--- The problem ---
Pictures in the records should not be copied, but every other part must be repeated exactly.
####################
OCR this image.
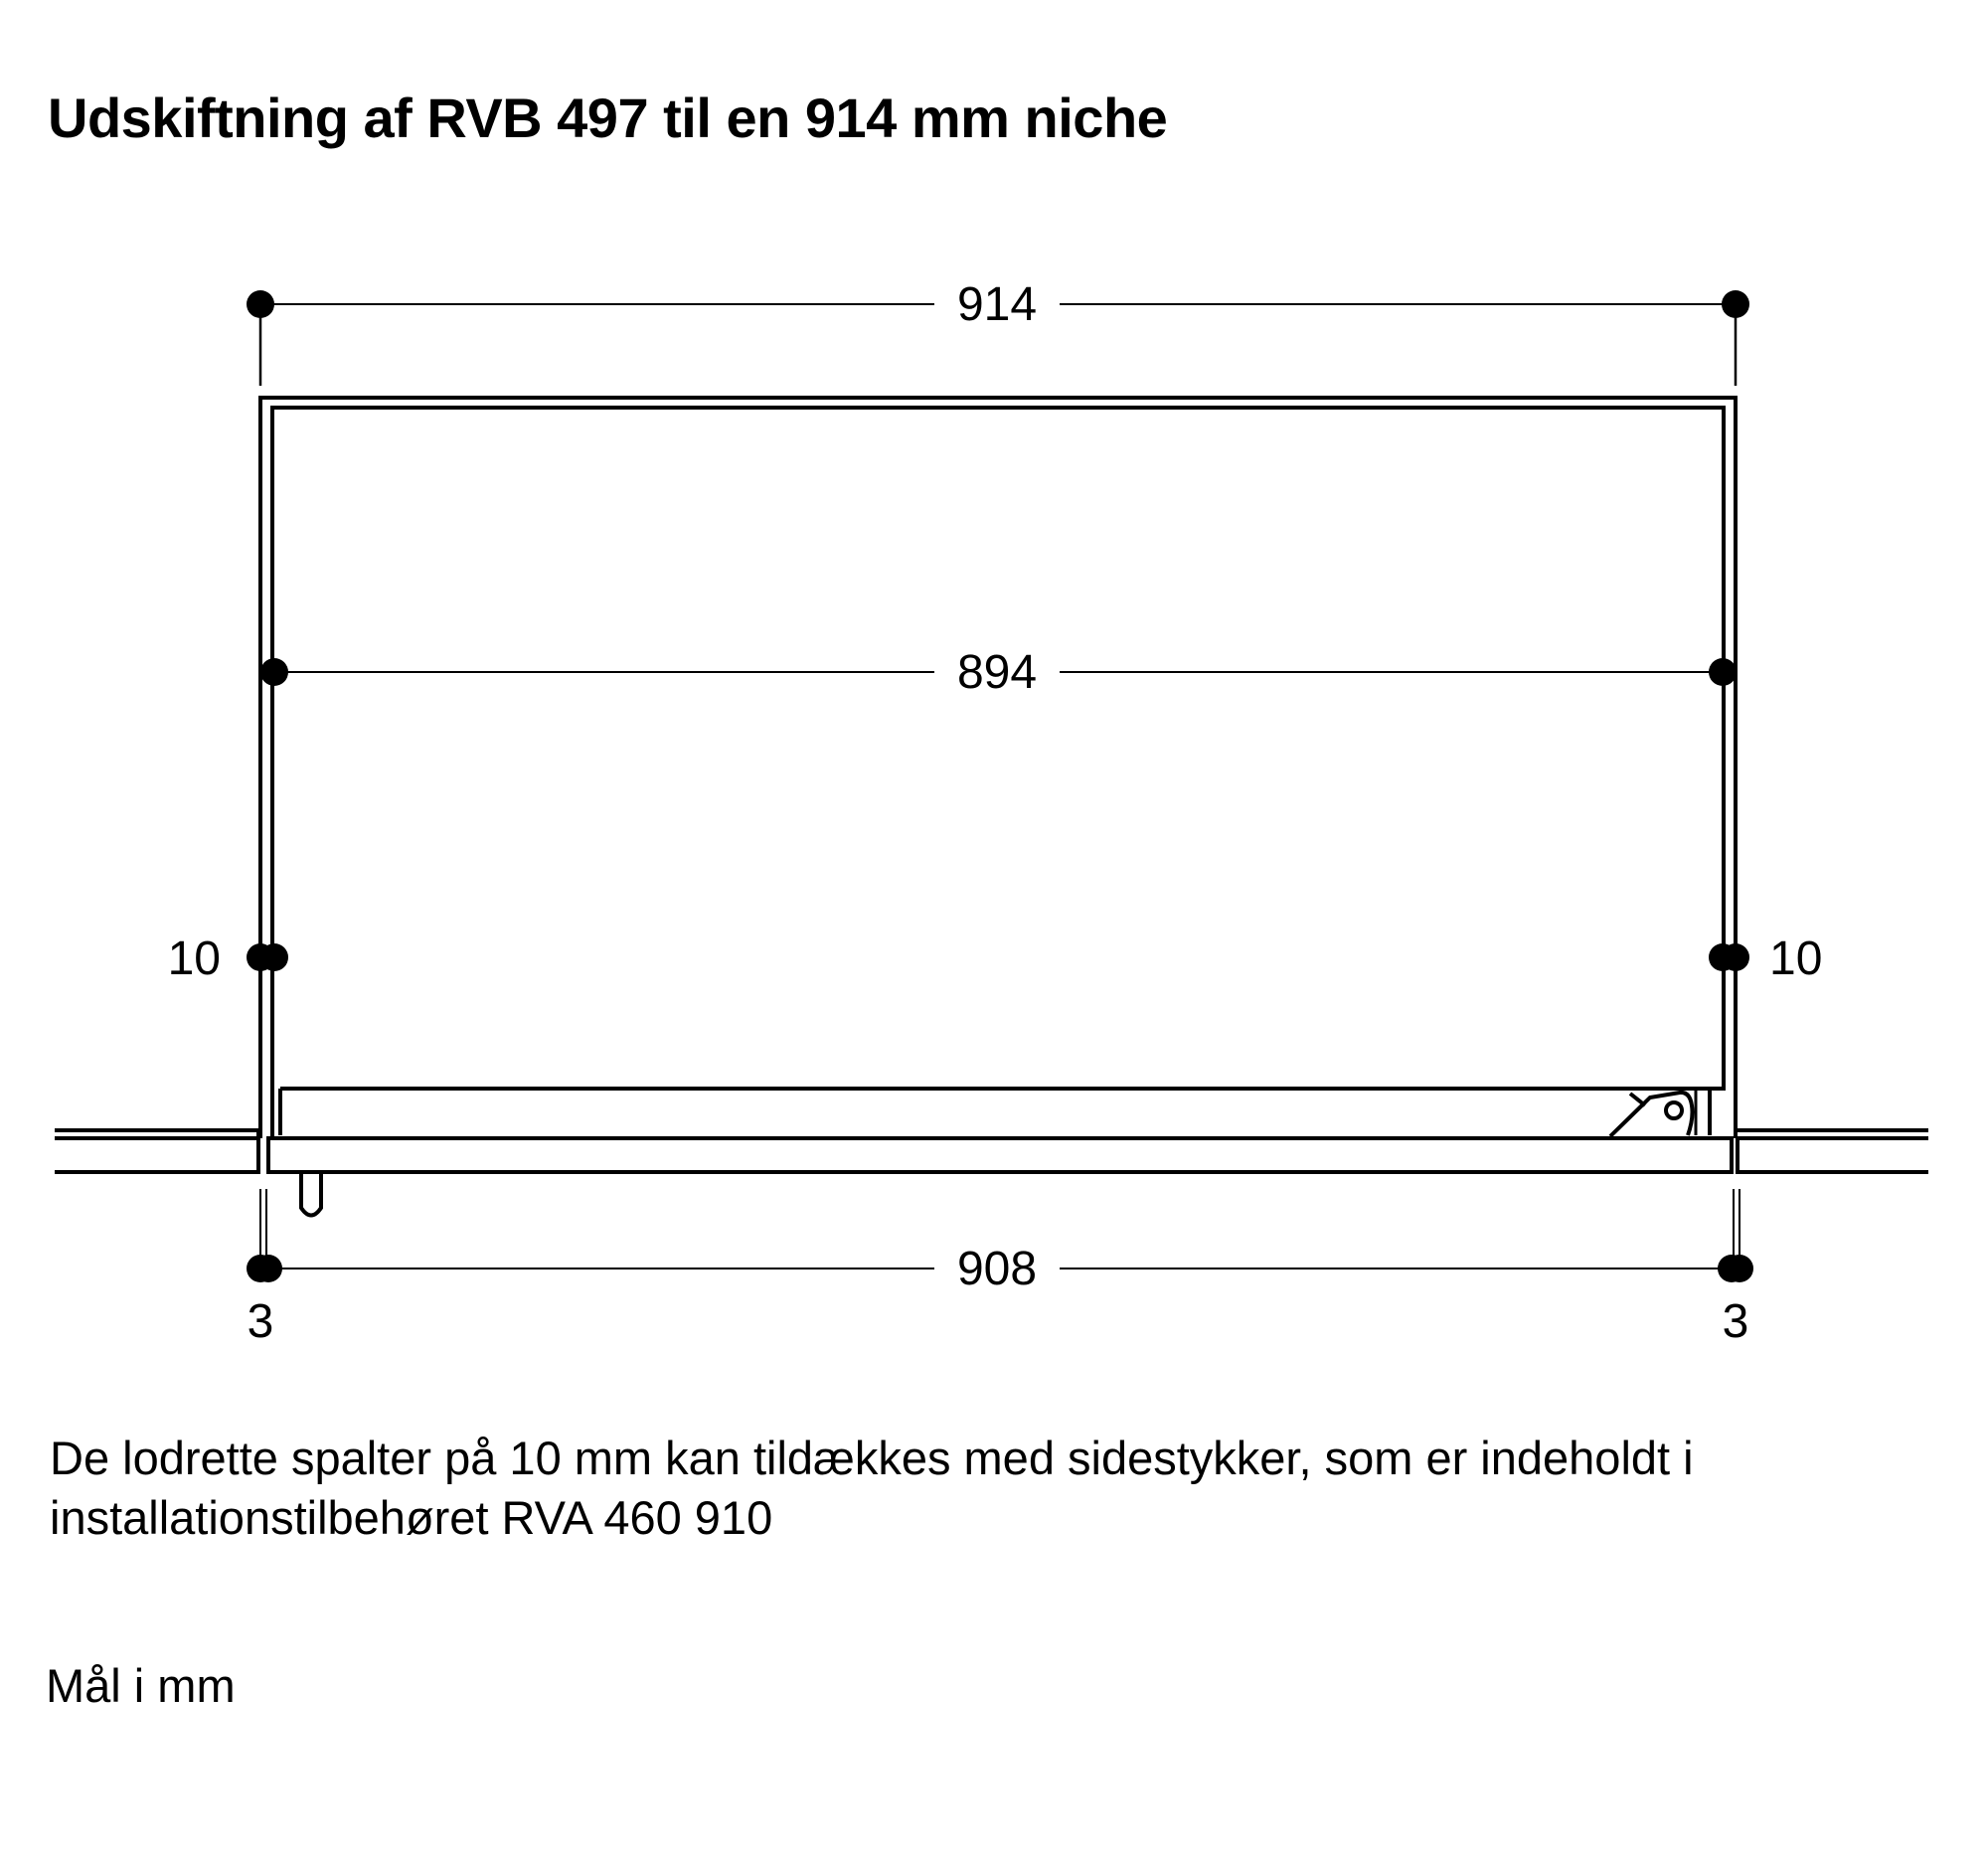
Udskiftning af RVB 497 til en 914 mm niche
914
894
908
10	10
3	3
De lodrette spalter på 10 mm kan tildækkes med sidestykker, som er indeholdt i
installationstilbehøret RVA 460 910
Mål i mm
####################
--- Written reply ---
OCR this image.
Udskiftning af RVB 497 til en 914 mm niche
914
894
908
10	10
3	3
De lodrette spalter på 10 mm kan tildækkes med sidestykker, som er indeholdt i
installationstilbehøret RVA 460 910
Mål i mm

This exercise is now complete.